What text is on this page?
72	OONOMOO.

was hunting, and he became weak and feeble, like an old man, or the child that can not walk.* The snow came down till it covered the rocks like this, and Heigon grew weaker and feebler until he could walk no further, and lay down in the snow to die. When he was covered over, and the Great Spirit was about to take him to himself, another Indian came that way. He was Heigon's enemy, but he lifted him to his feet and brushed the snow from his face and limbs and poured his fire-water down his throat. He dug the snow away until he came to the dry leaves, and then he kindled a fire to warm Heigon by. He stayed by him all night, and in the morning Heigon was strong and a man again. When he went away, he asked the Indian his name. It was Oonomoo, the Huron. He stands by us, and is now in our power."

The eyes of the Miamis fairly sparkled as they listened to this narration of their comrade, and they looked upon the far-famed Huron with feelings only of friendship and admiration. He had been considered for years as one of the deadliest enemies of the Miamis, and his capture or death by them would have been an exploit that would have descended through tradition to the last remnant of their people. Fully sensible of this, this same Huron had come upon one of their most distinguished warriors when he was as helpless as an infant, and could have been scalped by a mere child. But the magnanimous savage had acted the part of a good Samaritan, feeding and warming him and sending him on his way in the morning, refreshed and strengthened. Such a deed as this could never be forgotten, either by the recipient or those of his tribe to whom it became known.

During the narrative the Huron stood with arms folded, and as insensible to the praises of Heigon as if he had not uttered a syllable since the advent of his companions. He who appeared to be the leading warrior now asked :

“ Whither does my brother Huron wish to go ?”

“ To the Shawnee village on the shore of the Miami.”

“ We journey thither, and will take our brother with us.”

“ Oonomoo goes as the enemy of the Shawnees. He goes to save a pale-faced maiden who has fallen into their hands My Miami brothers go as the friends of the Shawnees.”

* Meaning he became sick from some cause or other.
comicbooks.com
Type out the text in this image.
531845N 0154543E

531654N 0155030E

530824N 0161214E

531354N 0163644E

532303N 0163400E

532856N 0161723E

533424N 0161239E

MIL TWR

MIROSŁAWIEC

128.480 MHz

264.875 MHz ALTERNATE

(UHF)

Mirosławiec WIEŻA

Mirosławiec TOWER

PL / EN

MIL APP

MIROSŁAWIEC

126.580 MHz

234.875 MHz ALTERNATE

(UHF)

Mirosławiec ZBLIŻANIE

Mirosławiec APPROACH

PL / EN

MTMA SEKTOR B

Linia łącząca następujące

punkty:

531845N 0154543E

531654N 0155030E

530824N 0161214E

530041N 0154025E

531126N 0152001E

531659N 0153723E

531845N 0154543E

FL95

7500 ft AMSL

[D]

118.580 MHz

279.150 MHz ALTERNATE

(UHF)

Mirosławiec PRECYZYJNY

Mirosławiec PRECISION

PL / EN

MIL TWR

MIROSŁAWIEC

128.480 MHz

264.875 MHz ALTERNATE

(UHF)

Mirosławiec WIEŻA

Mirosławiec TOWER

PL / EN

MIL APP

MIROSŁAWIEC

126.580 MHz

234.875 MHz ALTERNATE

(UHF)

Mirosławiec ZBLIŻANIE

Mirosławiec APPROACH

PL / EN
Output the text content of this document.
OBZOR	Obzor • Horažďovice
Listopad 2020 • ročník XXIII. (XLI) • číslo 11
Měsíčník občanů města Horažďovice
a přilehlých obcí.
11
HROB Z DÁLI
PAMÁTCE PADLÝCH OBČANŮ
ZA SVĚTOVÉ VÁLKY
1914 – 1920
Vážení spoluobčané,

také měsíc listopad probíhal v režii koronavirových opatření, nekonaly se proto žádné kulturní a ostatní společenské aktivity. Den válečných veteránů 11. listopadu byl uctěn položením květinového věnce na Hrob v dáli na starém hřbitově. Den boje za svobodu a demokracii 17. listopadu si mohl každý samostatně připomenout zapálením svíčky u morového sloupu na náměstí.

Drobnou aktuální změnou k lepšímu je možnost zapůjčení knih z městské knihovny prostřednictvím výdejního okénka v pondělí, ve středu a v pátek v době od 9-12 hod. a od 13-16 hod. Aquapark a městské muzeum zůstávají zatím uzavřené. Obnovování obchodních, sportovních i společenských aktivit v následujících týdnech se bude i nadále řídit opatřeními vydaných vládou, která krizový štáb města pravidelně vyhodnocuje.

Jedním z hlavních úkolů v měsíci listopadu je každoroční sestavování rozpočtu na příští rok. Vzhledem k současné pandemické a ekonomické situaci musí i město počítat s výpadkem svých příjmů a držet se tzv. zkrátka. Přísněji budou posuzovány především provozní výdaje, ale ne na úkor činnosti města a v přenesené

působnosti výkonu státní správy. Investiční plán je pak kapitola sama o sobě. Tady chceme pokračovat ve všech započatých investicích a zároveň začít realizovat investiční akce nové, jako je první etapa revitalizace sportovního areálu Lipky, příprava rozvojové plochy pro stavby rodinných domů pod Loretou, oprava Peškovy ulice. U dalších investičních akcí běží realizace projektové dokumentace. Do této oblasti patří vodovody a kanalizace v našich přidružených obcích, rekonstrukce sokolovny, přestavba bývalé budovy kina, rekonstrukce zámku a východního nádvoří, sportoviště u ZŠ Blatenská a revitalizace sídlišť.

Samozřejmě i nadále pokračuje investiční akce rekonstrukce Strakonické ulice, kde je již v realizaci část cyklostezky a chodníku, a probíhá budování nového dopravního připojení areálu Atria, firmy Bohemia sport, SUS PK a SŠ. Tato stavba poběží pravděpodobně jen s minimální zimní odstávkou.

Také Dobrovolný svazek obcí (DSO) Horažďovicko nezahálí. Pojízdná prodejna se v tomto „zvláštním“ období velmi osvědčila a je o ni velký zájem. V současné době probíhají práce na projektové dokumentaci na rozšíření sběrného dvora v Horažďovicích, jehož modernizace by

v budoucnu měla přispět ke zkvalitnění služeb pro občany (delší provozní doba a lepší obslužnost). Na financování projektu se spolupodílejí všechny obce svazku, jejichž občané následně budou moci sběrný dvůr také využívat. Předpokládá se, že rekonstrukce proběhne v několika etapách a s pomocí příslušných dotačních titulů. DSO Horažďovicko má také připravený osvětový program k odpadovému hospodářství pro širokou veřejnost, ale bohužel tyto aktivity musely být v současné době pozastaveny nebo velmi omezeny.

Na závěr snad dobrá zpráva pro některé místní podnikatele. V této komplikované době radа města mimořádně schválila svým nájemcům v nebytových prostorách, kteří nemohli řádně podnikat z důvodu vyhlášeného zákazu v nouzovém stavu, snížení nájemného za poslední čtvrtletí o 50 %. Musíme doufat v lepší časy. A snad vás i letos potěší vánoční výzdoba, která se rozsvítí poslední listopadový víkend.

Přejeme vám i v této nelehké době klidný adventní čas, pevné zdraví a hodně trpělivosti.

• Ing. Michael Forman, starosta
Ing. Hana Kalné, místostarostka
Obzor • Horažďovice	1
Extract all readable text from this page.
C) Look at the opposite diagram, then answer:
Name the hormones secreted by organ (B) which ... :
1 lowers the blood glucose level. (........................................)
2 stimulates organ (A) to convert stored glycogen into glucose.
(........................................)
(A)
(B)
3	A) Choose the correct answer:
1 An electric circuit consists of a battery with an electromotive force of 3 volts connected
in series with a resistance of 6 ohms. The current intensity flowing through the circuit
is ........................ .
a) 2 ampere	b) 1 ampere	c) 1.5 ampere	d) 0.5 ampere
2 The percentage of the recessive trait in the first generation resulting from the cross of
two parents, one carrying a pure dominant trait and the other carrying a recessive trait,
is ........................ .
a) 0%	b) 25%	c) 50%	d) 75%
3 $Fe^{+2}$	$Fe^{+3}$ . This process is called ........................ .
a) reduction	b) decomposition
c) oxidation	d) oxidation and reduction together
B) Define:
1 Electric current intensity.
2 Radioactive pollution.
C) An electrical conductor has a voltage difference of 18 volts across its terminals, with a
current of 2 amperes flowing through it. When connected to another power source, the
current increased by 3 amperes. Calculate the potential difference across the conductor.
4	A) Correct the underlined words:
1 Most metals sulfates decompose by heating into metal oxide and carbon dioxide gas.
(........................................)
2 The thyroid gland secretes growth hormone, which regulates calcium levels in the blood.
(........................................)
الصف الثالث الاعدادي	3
========================================================================
__What you will do__: Go through the entries above and pull out each line with "across" in it.

__Response__:
C) An electrical conductor has a voltage difference of 18 volts across its terminals, with a
current increased by 3 amperes. Calculate the potential difference across the conductor.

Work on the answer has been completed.